# [Texte fourni]
::::::

Fougamou : des logements sociaux abandonnés depuis 20 ans tombent en ruine



2026-05-16 15:42:00

À Fougamou, dans la province de la Ngounié, un projet immobilier destiné aux agents des Affaires sociales symbolise aujourd’hui l’échec des chantiers publics inachevés. Vingt ans après l’arrêt brutal des travaux, des bâtiments réalisés à près de 80 % se dégradent sous les regards impuissants des habitants.



Au cœur de la commune de Fougamou, les carcasses de béton des anciens logements des Affaires sociales sont devenues le symbole silencieux d’un immense gâchis public. Lancé il y a près de deux décennies, ce projet devait offrir des habitations modernes aux agents chargés de l’accompagnement des familles vulnérables, des personnes âgées et des enfants en difficulté. À l’époque, l’initiative incarnait l’ambition de renforcer les services sociaux de proximité dans cette localité de la Ngounié. Mais aujourd’hui, les bâtiments inachevés ne sont plus que des structures abandonnées envahies par les herbes folles, alimentant l’incompréhension et la colère des populations locales.

::::::

# [Consignes]
(A) Selon l'article sur les logements abandonnés de Fougamou, à quel niveau d'avancement les bâtiments avaient-ils été réalisés ?
(B) Recopiez mot pour mot le passage de l'article sur les logements abandonnés de Fougamou qui va de « À Fougamou, dans » jusqu'à « impuissants des habitants. ».

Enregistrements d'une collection

::::::

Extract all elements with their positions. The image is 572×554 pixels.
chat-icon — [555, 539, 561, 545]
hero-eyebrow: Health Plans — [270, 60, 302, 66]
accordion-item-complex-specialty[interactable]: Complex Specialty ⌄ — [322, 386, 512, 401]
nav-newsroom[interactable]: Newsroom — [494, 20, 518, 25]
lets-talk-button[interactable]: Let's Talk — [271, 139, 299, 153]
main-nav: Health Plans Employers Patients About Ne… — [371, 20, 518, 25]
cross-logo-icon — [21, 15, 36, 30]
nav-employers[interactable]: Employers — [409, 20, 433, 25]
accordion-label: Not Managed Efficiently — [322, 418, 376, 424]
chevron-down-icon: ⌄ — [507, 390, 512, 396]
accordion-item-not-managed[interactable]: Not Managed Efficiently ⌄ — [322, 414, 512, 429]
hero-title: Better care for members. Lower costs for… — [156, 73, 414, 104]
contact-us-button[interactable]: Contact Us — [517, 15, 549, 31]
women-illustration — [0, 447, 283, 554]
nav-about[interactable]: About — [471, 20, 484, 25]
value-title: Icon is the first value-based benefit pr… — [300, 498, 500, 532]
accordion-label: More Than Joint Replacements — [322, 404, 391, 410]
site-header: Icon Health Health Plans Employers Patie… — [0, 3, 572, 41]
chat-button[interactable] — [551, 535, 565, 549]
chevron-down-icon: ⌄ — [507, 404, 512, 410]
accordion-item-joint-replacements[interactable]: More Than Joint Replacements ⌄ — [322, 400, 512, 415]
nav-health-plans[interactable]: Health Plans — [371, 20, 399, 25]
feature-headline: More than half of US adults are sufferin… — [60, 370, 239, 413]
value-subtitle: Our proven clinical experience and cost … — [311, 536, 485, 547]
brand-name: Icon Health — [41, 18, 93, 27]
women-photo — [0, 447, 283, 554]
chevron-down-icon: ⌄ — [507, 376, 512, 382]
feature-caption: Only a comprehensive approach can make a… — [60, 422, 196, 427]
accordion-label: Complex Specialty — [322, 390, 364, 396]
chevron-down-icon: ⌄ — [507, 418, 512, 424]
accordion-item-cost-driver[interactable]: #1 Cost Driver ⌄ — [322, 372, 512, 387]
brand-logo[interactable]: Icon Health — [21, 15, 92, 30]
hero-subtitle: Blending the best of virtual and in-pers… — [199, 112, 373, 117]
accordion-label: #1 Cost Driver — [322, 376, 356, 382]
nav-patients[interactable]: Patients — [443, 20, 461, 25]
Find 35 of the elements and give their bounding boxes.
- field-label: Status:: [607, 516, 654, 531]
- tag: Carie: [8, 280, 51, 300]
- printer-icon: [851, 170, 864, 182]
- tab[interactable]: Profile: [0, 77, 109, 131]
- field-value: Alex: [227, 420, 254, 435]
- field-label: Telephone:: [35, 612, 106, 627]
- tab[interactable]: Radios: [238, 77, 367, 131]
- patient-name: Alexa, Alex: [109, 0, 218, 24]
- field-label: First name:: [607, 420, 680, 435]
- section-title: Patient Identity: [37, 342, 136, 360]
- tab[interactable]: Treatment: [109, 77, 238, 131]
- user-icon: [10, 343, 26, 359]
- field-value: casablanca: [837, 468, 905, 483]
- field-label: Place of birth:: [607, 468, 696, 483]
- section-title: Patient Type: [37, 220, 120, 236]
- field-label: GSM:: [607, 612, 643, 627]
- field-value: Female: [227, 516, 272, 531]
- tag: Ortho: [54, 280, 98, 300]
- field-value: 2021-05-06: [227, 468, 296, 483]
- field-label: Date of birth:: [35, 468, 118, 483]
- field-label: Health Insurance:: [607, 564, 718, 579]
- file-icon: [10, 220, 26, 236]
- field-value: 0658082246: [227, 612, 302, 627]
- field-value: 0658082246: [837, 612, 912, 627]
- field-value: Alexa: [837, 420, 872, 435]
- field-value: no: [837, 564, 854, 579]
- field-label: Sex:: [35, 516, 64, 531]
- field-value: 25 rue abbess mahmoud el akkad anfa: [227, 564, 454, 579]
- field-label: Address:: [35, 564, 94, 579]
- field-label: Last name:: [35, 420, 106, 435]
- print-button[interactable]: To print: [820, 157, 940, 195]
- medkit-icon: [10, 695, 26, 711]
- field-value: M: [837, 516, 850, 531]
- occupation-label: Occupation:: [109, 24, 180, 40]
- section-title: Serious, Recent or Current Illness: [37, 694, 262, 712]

::::::

# [Réponses par consigne]
(A) Ils avaient été réalisés à près de 80 %.

(B)
À Fougamou, dans la province de la Ngounié, un projet immobilier destiné aux agents des Affaires sociales symbolise aujourd’hui l’échec des chantiers publics inachevés. Vingt ans après l’arrêt brutal des travaux, des bâtiments réalisés à près de 80 % se dégradent sous les regards impuissants des habitants.